Exercise brief
Read the records and write them out again exactly.

Material for this task
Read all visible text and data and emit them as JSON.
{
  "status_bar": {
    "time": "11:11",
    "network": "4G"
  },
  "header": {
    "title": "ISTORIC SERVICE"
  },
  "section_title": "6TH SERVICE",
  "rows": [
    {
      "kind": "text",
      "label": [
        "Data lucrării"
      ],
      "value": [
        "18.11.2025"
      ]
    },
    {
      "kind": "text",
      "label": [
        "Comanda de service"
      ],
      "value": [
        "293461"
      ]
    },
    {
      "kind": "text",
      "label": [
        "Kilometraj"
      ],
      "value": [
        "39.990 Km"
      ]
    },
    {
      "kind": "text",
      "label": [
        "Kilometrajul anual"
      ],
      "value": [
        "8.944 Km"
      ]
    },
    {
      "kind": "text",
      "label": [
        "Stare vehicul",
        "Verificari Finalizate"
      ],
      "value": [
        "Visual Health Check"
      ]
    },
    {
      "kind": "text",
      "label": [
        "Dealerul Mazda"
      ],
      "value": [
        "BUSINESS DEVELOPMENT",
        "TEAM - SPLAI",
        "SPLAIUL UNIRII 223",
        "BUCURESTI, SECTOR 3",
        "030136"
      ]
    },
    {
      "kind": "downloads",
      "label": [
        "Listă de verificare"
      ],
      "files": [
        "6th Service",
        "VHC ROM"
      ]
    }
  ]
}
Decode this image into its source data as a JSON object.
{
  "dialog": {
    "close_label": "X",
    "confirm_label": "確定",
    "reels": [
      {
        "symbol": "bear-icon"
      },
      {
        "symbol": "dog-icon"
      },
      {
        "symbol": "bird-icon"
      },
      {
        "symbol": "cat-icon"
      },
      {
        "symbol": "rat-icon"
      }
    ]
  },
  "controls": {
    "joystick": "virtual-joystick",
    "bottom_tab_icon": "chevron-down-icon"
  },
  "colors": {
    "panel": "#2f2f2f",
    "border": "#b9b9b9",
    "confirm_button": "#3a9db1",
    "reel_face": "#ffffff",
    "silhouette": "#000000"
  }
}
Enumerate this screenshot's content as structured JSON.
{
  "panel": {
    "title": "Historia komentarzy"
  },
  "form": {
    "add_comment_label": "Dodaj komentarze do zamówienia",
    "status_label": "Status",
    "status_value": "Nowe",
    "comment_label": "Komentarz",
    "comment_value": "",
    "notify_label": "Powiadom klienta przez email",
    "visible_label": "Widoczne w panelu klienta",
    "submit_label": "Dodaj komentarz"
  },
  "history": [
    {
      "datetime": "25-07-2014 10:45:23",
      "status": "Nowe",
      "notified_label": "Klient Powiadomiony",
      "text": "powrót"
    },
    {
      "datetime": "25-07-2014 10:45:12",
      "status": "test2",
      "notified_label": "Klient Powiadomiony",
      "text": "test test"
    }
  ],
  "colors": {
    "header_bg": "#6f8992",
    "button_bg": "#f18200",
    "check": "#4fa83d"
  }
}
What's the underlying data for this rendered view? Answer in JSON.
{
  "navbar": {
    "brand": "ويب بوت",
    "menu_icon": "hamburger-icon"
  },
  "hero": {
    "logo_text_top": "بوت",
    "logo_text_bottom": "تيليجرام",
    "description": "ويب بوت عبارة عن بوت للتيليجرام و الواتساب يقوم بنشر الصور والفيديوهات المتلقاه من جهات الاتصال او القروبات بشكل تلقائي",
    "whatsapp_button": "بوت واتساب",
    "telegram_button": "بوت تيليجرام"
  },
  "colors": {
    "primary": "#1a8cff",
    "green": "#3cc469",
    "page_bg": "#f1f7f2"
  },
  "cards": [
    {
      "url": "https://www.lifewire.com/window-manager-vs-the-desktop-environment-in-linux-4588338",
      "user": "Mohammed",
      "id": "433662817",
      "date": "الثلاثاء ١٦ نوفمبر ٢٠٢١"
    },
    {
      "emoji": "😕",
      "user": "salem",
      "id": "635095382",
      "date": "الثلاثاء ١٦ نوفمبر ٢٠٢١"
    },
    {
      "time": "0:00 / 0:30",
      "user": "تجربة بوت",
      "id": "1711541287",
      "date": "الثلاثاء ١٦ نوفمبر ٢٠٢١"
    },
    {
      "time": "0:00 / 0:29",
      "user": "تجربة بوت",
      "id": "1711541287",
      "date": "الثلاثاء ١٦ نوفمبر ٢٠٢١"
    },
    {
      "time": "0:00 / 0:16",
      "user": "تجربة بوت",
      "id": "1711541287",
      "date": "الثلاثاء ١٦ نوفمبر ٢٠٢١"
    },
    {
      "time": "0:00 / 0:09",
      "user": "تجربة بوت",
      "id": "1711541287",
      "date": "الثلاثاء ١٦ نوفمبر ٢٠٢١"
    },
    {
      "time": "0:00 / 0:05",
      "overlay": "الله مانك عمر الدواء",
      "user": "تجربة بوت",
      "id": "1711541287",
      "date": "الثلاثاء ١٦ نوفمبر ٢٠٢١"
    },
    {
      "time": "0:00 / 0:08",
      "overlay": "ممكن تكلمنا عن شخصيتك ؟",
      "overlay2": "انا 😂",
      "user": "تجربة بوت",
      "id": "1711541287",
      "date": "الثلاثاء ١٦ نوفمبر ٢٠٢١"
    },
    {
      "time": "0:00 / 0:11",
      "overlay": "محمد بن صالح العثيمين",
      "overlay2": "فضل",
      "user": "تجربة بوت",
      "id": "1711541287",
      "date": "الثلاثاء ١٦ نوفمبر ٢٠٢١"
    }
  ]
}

Response
Read all visible text and data and emit them as JSON.
{
  "status_bar": {
    "time": "11:11",
    "network": "4G"
  },
  "header": {
    "title": "ISTORIC SERVICE"
  },
  "section_title": "6TH SERVICE",
  "rows": [
    {
      "kind": "text",
      "label": [
        "Data lucrării"
      ],
      "value": [
        "18.11.2025"
      ]
    },
    {
      "kind": "text",
      "label": [
        "Comanda de service"
      ],
      "value": [
        "293461"
      ]
    },
    {
      "kind": "text",
      "label": [
        "Kilometraj"
      ],
      "value": [
        "39.990 Km"
      ]
    },
    {
      "kind": "text",
      "label": [
        "Kilometrajul anual"
      ],
      "value": [
        "8.944 Km"
      ]
    },
    {
      "kind": "text",
      "label": [
        "Stare vehicul",
        "Verificari Finalizate"
      ],
      "value": [
        "Visual Health Check"
      ]
    },
    {
      "kind": "text",
      "label": [
        "Dealerul Mazda"
      ],
      "value": [
        "BUSINESS DEVELOPMENT",
        "TEAM - SPLAI",
        "SPLAIUL UNIRII 223",
        "BUCURESTI, SECTOR 3",
        "030136"
      ]
    },
    {
      "kind": "downloads",
      "label": [
        "Listă de verificare"
      ],
      "files": [
        "6th Service",
        "VHC ROM"
      ]
    }
  ]
}
Decode this image into its source data as a JSON object.
{
  "dialog": {
    "close_label": "X",
    "confirm_label": "確定",
    "reels": [
      {
        "symbol": "bear-icon"
      },
      {
        "symbol": "dog-icon"
      },
      {
        "symbol": "bird-icon"
      },
      {
        "symbol": "cat-icon"
      },
      {
        "symbol": "rat-icon"
      }
    ]
  },
  "controls": {
    "joystick": "virtual-joystick",
    "bottom_tab_icon": "chevron-down-icon"
  },
  "colors": {
    "panel": "#2f2f2f",
    "border": "#b9b9b9",
    "confirm_button": "#3a9db1",
    "reel_face": "#ffffff",
    "silhouette": "#000000"
  }
}
Enumerate this screenshot's content as structured JSON.
{
  "panel": {
    "title": "Historia komentarzy"
  },
  "form": {
    "add_comment_label": "Dodaj komentarze do zamówienia",
    "status_label": "Status",
    "status_value": "Nowe",
    "comment_label": "Komentarz",
    "comment_value": "",
    "notify_label": "Powiadom klienta przez email",
    "visible_label": "Widoczne w panelu klienta",
    "submit_label": "Dodaj komentarz"
  },
  "history": [
    {
      "datetime": "25-07-2014 10:45:23",
      "status": "Nowe",
      "notified_label": "Klient Powiadomiony",
      "text": "powrót"
    },
    {
      "datetime": "25-07-2014 10:45:12",
      "status": "test2",
      "notified_label": "Klient Powiadomiony",
      "text": "test test"
    }
  ],
  "colors": {
    "header_bg": "#6f8992",
    "button_bg": "#f18200",
    "check": "#4fa83d"
  }
}
What's the underlying data for this rendered view? Answer in JSON.
{
  "navbar": {
    "brand": "ويب بوت",
    "menu_icon": "hamburger-icon"
  },
  "hero": {
    "logo_text_top": "بوت",
    "logo_text_bottom": "تيليجرام",
    "description": "ويب بوت عبارة عن بوت للتيليجرام و الواتساب يقوم بنشر الصور والفيديوهات المتلقاه من جهات الاتصال او القروبات بشكل تلقائي",
    "whatsapp_button": "بوت واتساب",
    "telegram_button": "بوت تيليجرام"
  },
  "colors": {
    "primary": "#1a8cff",
    "green": "#3cc469",
    "page_bg": "#f1f7f2"
  },
  "cards": [
    {
      "url": "https://www.lifewire.com/window-manager-vs-the-desktop-environment-in-linux-4588338",
      "user": "Mohammed",
      "id": "433662817",
      "date": "الثلاثاء ١٦ نوفمبر ٢٠٢١"
    },
    {
      "emoji": "😕",
      "user": "salem",
      "id": "635095382",
      "date": "الثلاثاء ١٦ نوفمبر ٢٠٢١"
    },
    {
      "time": "0:00 / 0:30",
      "user": "تجربة بوت",
      "id": "1711541287",
      "date": "الثلاثاء ١٦ نوفمبر ٢٠٢١"
    },
    {
      "time": "0:00 / 0:29",
      "user": "تجربة بوت",
      "id": "1711541287",
      "date": "الثلاثاء ١٦ نوفمبر ٢٠٢١"
    },
    {
      "time": "0:00 / 0:16",
      "user": "تجربة بوت",
      "id": "1711541287",
      "date": "الثلاثاء ١٦ نوفمبر ٢٠٢١"
    },
    {
      "time": "0:00 / 0:09",
      "user": "تجربة بوت",
      "id": "1711541287",
      "date": "الثلاثاء ١٦ نوفمبر ٢٠٢١"
    },
    {
      "time": "0:00 / 0:05",
      "overlay": "الله مانك عمر الدواء",
      "user": "تجربة بوت",
      "id": "1711541287",
      "date": "الثلاثاء ١٦ نوفمبر ٢٠٢١"
    },
    {
      "time": "0:00 / 0:08",
      "overlay": "ممكن تكلمنا عن شخصيتك ؟",
      "overlay2": "انا 😂",
      "user": "تجربة بوت",
      "id": "1711541287",
      "date": "الثلاثاء ١٦ نوفمبر ٢٠٢١"
    },
    {
      "time": "0:00 / 0:11",
      "overlay": "محمد بن صالح العثيمين",
      "overlay2": "فضل",
      "user": "تجربة بوت",
      "id": "1711541287",
      "date": "الثلاثاء ١٦ نوفمبر ٢٠٢١"
    }
  ]
}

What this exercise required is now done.